Retype the data below without altering anything.

□ □ □ □ □

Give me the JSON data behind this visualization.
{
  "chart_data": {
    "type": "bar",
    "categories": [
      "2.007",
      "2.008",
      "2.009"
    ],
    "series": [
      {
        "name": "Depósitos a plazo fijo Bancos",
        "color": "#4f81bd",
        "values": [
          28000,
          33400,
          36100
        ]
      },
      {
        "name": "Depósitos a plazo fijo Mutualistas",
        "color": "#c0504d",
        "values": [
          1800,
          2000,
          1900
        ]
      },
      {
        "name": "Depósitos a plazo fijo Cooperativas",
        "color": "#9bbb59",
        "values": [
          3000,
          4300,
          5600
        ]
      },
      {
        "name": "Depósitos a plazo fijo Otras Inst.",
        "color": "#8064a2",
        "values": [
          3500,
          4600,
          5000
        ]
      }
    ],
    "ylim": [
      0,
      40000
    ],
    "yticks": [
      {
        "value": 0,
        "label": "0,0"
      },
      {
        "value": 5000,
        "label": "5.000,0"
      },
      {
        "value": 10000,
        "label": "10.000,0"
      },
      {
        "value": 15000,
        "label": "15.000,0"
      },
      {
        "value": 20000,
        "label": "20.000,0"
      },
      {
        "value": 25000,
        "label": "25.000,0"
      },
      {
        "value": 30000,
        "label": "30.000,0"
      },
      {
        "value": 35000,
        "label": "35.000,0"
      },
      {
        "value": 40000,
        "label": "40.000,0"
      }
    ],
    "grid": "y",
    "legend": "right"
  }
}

□ □ □ □ □

## Solution to this exercise
Give me the JSON data behind this visualization.
{
  "chart_data": {
    "type": "bar",
    "categories": [
      "2.007",
      "2.008",
      "2.009"
    ],
    "series": [
      {
        "name": "Depósitos a plazo fijo Bancos",
        "color": "#4f81bd",
        "values": [
          28000,
          33400,
          36100
        ]
      },
      {
        "name": "Depósitos a plazo fijo Mutualistas",
        "color": "#c0504d",
        "values": [
          1800,
          2000,
          1900
        ]
      },
      {
        "name": "Depósitos a plazo fijo Cooperativas",
        "color": "#9bbb59",
        "values": [
          3000,
          4300,
          5600
        ]
      },
      {
        "name": "Depósitos a plazo fijo Otras Inst.",
        "color": "#8064a2",
        "values": [
          3500,
          4600,
          5000
        ]
      }
    ],
    "ylim": [
      0,
      40000
    ],
    "yticks": [
      {
        "value": 0,
        "label": "0,0"
      },
      {
        "value": 5000,
        "label": "5.000,0"
      },
      {
        "value": 10000,
        "label": "10.000,0"
      },
      {
        "value": 15000,
        "label": "15.000,0"
      },
      {
        "value": 20000,
        "label": "20.000,0"
      },
      {
        "value": 25000,
        "label": "25.000,0"
      },
      {
        "value": 30000,
        "label": "30.000,0"
      },
      {
        "value": 35000,
        "label": "35.000,0"
      },
      {
        "value": 40000,
        "label": "40.000,0"
      }
    ],
    "grid": "y",
    "legend": "right"
  }
}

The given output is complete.